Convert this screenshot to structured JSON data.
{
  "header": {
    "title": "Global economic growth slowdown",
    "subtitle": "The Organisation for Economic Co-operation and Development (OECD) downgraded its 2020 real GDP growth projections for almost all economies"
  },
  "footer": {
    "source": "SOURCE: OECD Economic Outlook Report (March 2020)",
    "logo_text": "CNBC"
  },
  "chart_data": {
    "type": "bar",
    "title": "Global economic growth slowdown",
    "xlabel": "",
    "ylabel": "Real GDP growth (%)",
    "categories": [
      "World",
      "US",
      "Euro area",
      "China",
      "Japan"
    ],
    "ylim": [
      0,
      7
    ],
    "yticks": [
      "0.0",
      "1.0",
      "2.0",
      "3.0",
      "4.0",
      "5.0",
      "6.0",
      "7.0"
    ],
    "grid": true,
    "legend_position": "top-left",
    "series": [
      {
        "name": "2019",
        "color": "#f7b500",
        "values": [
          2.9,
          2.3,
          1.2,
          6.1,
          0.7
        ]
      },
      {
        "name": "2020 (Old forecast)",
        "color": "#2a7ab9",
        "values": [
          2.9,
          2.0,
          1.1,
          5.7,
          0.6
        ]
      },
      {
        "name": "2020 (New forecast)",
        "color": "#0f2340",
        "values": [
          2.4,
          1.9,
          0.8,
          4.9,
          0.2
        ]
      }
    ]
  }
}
________________________________________
Retype the whole listing above exactly.

_WRITTEN SOLUTION_
Convert this screenshot to structured JSON data.
{
  "header": {
    "title": "Global economic growth slowdown",
    "subtitle": "The Organisation for Economic Co-operation and Development (OECD) downgraded its 2020 real GDP growth projections for almost all economies"
  },
  "footer": {
    "source": "SOURCE: OECD Economic Outlook Report (March 2020)",
    "logo_text": "CNBC"
  },
  "chart_data": {
    "type": "bar",
    "title": "Global economic growth slowdown",
    "xlabel": "",
    "ylabel": "Real GDP growth (%)",
    "categories": [
      "World",
      "US",
      "Euro area",
      "China",
      "Japan"
    ],
    "ylim": [
      0,
      7
    ],
    "yticks": [
      "0.0",
      "1.0",
      "2.0",
      "3.0",
      "4.0",
      "5.0",
      "6.0",
      "7.0"
    ],
    "grid": true,
    "legend_position": "top-left",
    "series": [
      {
        "name": "2019",
        "color": "#f7b500",
        "values": [
          2.9,
          2.3,
          1.2,
          6.1,
          0.7
        ]
      },
      {
        "name": "2020 (Old forecast)",
        "color": "#2a7ab9",
        "values": [
          2.9,
          2.0,
          1.1,
          5.7,
          0.6
        ]
      },
      {
        "name": "2020 (New forecast)",
        "color": "#0f2340",
        "values": [
          2.4,
          1.9,
          0.8,
          4.9,
          0.2
        ]
      }
    ]
  }
}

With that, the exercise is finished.